Aim of the task:
Nothing but the pictures should be left out when you copy the records exactly.

Information given:
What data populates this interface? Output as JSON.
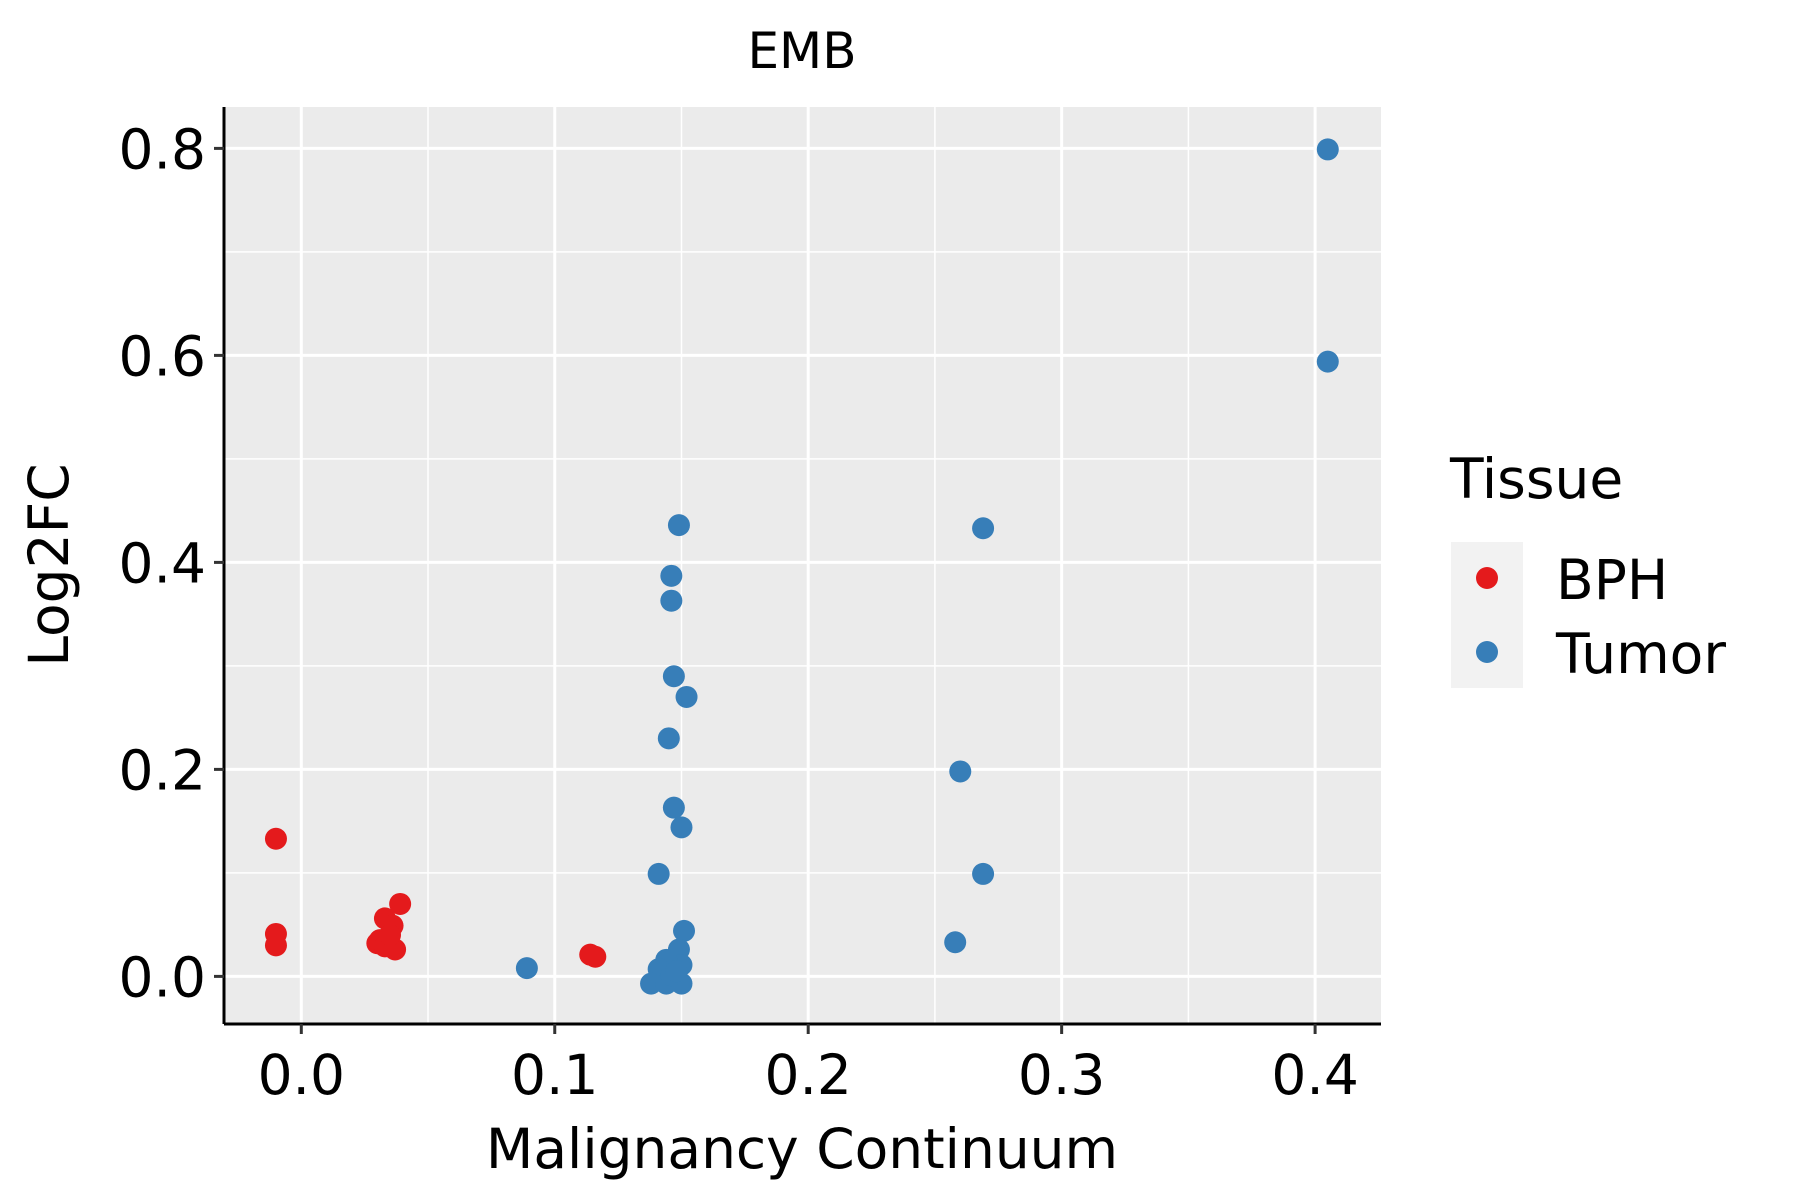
{
  "chart_data": {
    "type": "scatter",
    "title": "EMB",
    "xlabel": "Malignancy Continuum",
    "ylabel": "Log2FC",
    "xlim": [
      -0.0305,
      0.426
    ],
    "ylim": [
      -0.046,
      0.84
    ],
    "xticks": [
      0.0,
      0.1,
      0.2,
      0.3,
      0.4
    ],
    "xtick_labels": [
      "0.0",
      "0.1",
      "0.2",
      "0.3",
      "0.4"
    ],
    "yticks": [
      0.0,
      0.2,
      0.4,
      0.6,
      0.8
    ],
    "ytick_labels": [
      "0.0",
      "0.2",
      "0.4",
      "0.6",
      "0.8"
    ],
    "grid": true,
    "legend": {
      "title": "Tissue",
      "placement": "right"
    },
    "series": [
      {
        "name": "BPH",
        "color": "#E41A1C",
        "x": [
          -0.01,
          -0.01,
          -0.01,
          0.039,
          0.033,
          0.036,
          0.031,
          0.03,
          0.033,
          0.037,
          0.035,
          0.114,
          0.116
        ],
        "y": [
          0.133,
          0.041,
          0.03,
          0.07,
          0.056,
          0.049,
          0.035,
          0.032,
          0.029,
          0.026,
          0.04,
          0.021,
          0.019
        ]
      },
      {
        "name": "Tumor",
        "color": "#377EB8",
        "x": [
          0.089,
          0.149,
          0.146,
          0.146,
          0.147,
          0.152,
          0.145,
          0.147,
          0.15,
          0.141,
          0.151,
          0.149,
          0.15,
          0.144,
          0.141,
          0.138,
          0.144,
          0.15,
          0.146,
          0.148,
          0.269,
          0.26,
          0.269,
          0.258,
          0.405,
          0.405
        ],
        "y": [
          0.008,
          0.436,
          0.387,
          0.363,
          0.29,
          0.27,
          0.23,
          0.163,
          0.144,
          0.099,
          0.044,
          0.026,
          0.011,
          0.016,
          0.007,
          -0.007,
          -0.007,
          -0.007,
          0.001,
          0.005,
          0.433,
          0.198,
          0.099,
          0.033,
          0.799,
          0.594
        ]
      }
    ]
  }
}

Response:
What data populates this interface? Output as JSON.
{
  "chart_data": {
    "type": "scatter",
    "title": "EMB",
    "xlabel": "Malignancy Continuum",
    "ylabel": "Log2FC",
    "xlim": [
      -0.0305,
      0.426
    ],
    "ylim": [
      -0.046,
      0.84
    ],
    "xticks": [
      0.0,
      0.1,
      0.2,
      0.3,
      0.4
    ],
    "xtick_labels": [
      "0.0",
      "0.1",
      "0.2",
      "0.3",
      "0.4"
    ],
    "yticks": [
      0.0,
      0.2,
      0.4,
      0.6,
      0.8
    ],
    "ytick_labels": [
      "0.0",
      "0.2",
      "0.4",
      "0.6",
      "0.8"
    ],
    "grid": true,
    "legend": {
      "title": "Tissue",
      "placement": "right"
    },
    "series": [
      {
        "name": "BPH",
        "color": "#E41A1C",
        "x": [
          -0.01,
          -0.01,
          -0.01,
          0.039,
          0.033,
          0.036,
          0.031,
          0.03,
          0.033,
          0.037,
          0.035,
          0.114,
          0.116
        ],
        "y": [
          0.133,
          0.041,
          0.03,
          0.07,
          0.056,
          0.049,
          0.035,
          0.032,
          0.029,
          0.026,
          0.04,
          0.021,
          0.019
        ]
      },
      {
        "name": "Tumor",
        "color": "#377EB8",
        "x": [
          0.089,
          0.149,
          0.146,
          0.146,
          0.147,
          0.152,
          0.145,
          0.147,
          0.15,
          0.141,
          0.151,
          0.149,
          0.15,
          0.144,
          0.141,
          0.138,
          0.144,
          0.15,
          0.146,
          0.148,
          0.269,
          0.26,
          0.269,
          0.258,
          0.405,
          0.405
        ],
        "y": [
          0.008,
          0.436,
          0.387,
          0.363,
          0.29,
          0.27,
          0.23,
          0.163,
          0.144,
          0.099,
          0.044,
          0.026,
          0.011,
          0.016,
          0.007,
          -0.007,
          -0.007,
          -0.007,
          0.001,
          0.005,
          0.433,
          0.198,
          0.099,
          0.033,
          0.799,
          0.594
        ]
      }
    ]
  }
}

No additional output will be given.